--- start ---
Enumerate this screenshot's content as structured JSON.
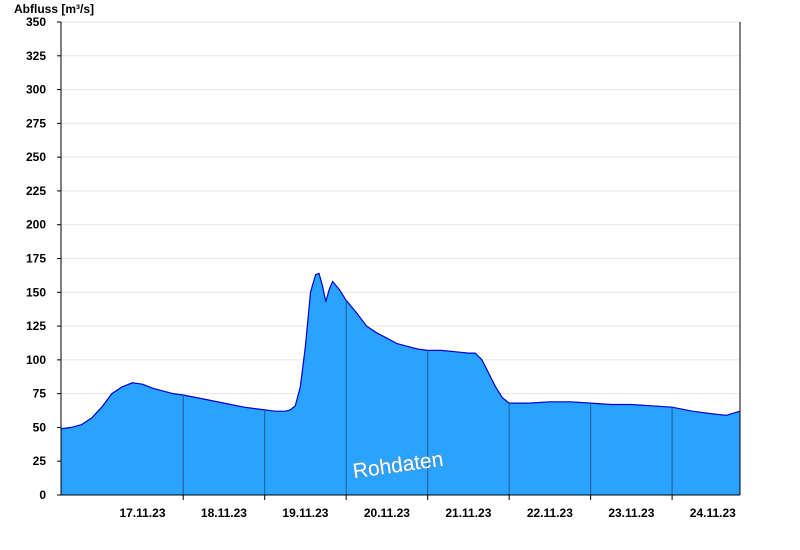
{
  "chart_data": {
    "type": "area",
    "ylabel": "Abfluss [m³/s]",
    "xlabel": "",
    "title": "",
    "watermark": "Rohdaten",
    "ylim": [
      0,
      350
    ],
    "yticks": [
      0,
      25,
      50,
      75,
      100,
      125,
      150,
      175,
      200,
      225,
      250,
      275,
      300,
      325,
      350
    ],
    "xlim": [
      "2023-11-16T12:00",
      "2023-11-24T20:00"
    ],
    "xticks": [
      {
        "label": "17.11.23",
        "at": "2023-11-17T12:00"
      },
      {
        "label": "18.11.23",
        "at": "2023-11-18T12:00"
      },
      {
        "label": "19.11.23",
        "at": "2023-11-19T12:00"
      },
      {
        "label": "20.11.23",
        "at": "2023-11-20T12:00"
      },
      {
        "label": "21.11.23",
        "at": "2023-11-21T12:00"
      },
      {
        "label": "22.11.23",
        "at": "2023-11-22T12:00"
      },
      {
        "label": "23.11.23",
        "at": "2023-11-23T12:00"
      },
      {
        "label": "24.11.23",
        "at": "2023-11-24T12:00"
      }
    ],
    "day_boundaries": [
      "2023-11-18T00:00",
      "2023-11-19T00:00",
      "2023-11-20T00:00",
      "2023-11-21T00:00",
      "2023-11-22T00:00",
      "2023-11-23T00:00",
      "2023-11-24T00:00"
    ],
    "grid": "horizontal",
    "colors": {
      "fill": "#29a3ff",
      "line": "#0000cc",
      "grid": "#e6e6e6",
      "day_line": "#1f5a8a"
    },
    "series": [
      {
        "x": [
          "2023-11-16T12:00",
          "2023-11-16T15:00",
          "2023-11-16T18:00",
          "2023-11-16T21:00",
          "2023-11-17T00:00",
          "2023-11-17T03:00",
          "2023-11-17T06:00",
          "2023-11-17T09:00",
          "2023-11-17T12:00",
          "2023-11-17T15:00",
          "2023-11-17T18:00",
          "2023-11-17T21:00",
          "2023-11-18T00:00",
          "2023-11-18T06:00",
          "2023-11-18T12:00",
          "2023-11-18T18:00",
          "2023-11-19T00:00",
          "2023-11-19T03:00",
          "2023-11-19T06:00",
          "2023-11-19T07:30",
          "2023-11-19T09:00",
          "2023-11-19T10:30",
          "2023-11-19T12:00",
          "2023-11-19T13:30",
          "2023-11-19T15:00",
          "2023-11-19T16:00",
          "2023-11-19T17:00",
          "2023-11-19T18:00",
          "2023-11-19T19:00",
          "2023-11-19T20:00",
          "2023-11-19T22:00",
          "2023-11-20T00:00",
          "2023-11-20T03:00",
          "2023-11-20T06:00",
          "2023-11-20T09:00",
          "2023-11-20T12:00",
          "2023-11-20T15:00",
          "2023-11-20T18:00",
          "2023-11-20T21:00",
          "2023-11-21T00:00",
          "2023-11-21T04:00",
          "2023-11-21T08:00",
          "2023-11-21T12:00",
          "2023-11-21T14:00",
          "2023-11-21T16:00",
          "2023-11-21T18:00",
          "2023-11-21T20:00",
          "2023-11-21T22:00",
          "2023-11-22T00:00",
          "2023-11-22T06:00",
          "2023-11-22T12:00",
          "2023-11-22T18:00",
          "2023-11-23T00:00",
          "2023-11-23T06:00",
          "2023-11-23T12:00",
          "2023-11-23T18:00",
          "2023-11-24T00:00",
          "2023-11-24T06:00",
          "2023-11-24T12:00",
          "2023-11-24T16:00",
          "2023-11-24T20:00"
        ],
        "y": [
          49,
          50,
          52,
          57,
          65,
          75,
          80,
          83,
          82,
          79,
          77,
          75,
          74,
          71,
          68,
          65,
          63,
          62,
          62,
          63,
          66,
          80,
          110,
          150,
          163,
          164,
          155,
          143,
          152,
          158,
          152,
          144,
          135,
          125,
          120,
          116,
          112,
          110,
          108,
          107,
          107,
          106,
          105,
          105,
          100,
          90,
          80,
          72,
          68,
          68,
          69,
          69,
          68,
          67,
          67,
          66,
          65,
          62,
          60,
          59,
          62
        ]
      }
    ]
  }
}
--- end ---
Write the lines above out again exactly, without any of their pictures.

> OUTPUT FOR THIS TASK:
Enumerate this screenshot's content as structured JSON.
{
  "chart_data": {
    "type": "area",
    "ylabel": "Abfluss [m³/s]",
    "xlabel": "",
    "title": "",
    "watermark": "Rohdaten",
    "ylim": [
      0,
      350
    ],
    "yticks": [
      0,
      25,
      50,
      75,
      100,
      125,
      150,
      175,
      200,
      225,
      250,
      275,
      300,
      325,
      350
    ],
    "xlim": [
      "2023-11-16T12:00",
      "2023-11-24T20:00"
    ],
    "xticks": [
      {
        "label": "17.11.23",
        "at": "2023-11-17T12:00"
      },
      {
        "label": "18.11.23",
        "at": "2023-11-18T12:00"
      },
      {
        "label": "19.11.23",
        "at": "2023-11-19T12:00"
      },
      {
        "label": "20.11.23",
        "at": "2023-11-20T12:00"
      },
      {
        "label": "21.11.23",
        "at": "2023-11-21T12:00"
      },
      {
        "label": "22.11.23",
        "at": "2023-11-22T12:00"
      },
      {
        "label": "23.11.23",
        "at": "2023-11-23T12:00"
      },
      {
        "label": "24.11.23",
        "at": "2023-11-24T12:00"
      }
    ],
    "day_boundaries": [
      "2023-11-18T00:00",
      "2023-11-19T00:00",
      "2023-11-20T00:00",
      "2023-11-21T00:00",
      "2023-11-22T00:00",
      "2023-11-23T00:00",
      "2023-11-24T00:00"
    ],
    "grid": "horizontal",
    "colors": {
      "fill": "#29a3ff",
      "line": "#0000cc",
      "grid": "#e6e6e6",
      "day_line": "#1f5a8a"
    },
    "series": [
      {
        "x": [
          "2023-11-16T12:00",
          "2023-11-16T15:00",
          "2023-11-16T18:00",
          "2023-11-16T21:00",
          "2023-11-17T00:00",
          "2023-11-17T03:00",
          "2023-11-17T06:00",
          "2023-11-17T09:00",
          "2023-11-17T12:00",
          "2023-11-17T15:00",
          "2023-11-17T18:00",
          "2023-11-17T21:00",
          "2023-11-18T00:00",
          "2023-11-18T06:00",
          "2023-11-18T12:00",
          "2023-11-18T18:00",
          "2023-11-19T00:00",
          "2023-11-19T03:00",
          "2023-11-19T06:00",
          "2023-11-19T07:30",
          "2023-11-19T09:00",
          "2023-11-19T10:30",
          "2023-11-19T12:00",
          "2023-11-19T13:30",
          "2023-11-19T15:00",
          "2023-11-19T16:00",
          "2023-11-19T17:00",
          "2023-11-19T18:00",
          "2023-11-19T19:00",
          "2023-11-19T20:00",
          "2023-11-19T22:00",
          "2023-11-20T00:00",
          "2023-11-20T03:00",
          "2023-11-20T06:00",
          "2023-11-20T09:00",
          "2023-11-20T12:00",
          "2023-11-20T15:00",
          "2023-11-20T18:00",
          "2023-11-20T21:00",
          "2023-11-21T00:00",
          "2023-11-21T04:00",
          "2023-11-21T08:00",
          "2023-11-21T12:00",
          "2023-11-21T14:00",
          "2023-11-21T16:00",
          "2023-11-21T18:00",
          "2023-11-21T20:00",
          "2023-11-21T22:00",
          "2023-11-22T00:00",
          "2023-11-22T06:00",
          "2023-11-22T12:00",
          "2023-11-22T18:00",
          "2023-11-23T00:00",
          "2023-11-23T06:00",
          "2023-11-23T12:00",
          "2023-11-23T18:00",
          "2023-11-24T00:00",
          "2023-11-24T06:00",
          "2023-11-24T12:00",
          "2023-11-24T16:00",
          "2023-11-24T20:00"
        ],
        "y": [
          49,
          50,
          52,
          57,
          65,
          75,
          80,
          83,
          82,
          79,
          77,
          75,
          74,
          71,
          68,
          65,
          63,
          62,
          62,
          63,
          66,
          80,
          110,
          150,
          163,
          164,
          155,
          143,
          152,
          158,
          152,
          144,
          135,
          125,
          120,
          116,
          112,
          110,
          108,
          107,
          107,
          106,
          105,
          105,
          100,
          90,
          80,
          72,
          68,
          68,
          69,
          69,
          68,
          67,
          67,
          66,
          65,
          62,
          60,
          59,
          62
        ]
      }
    ]
  }
}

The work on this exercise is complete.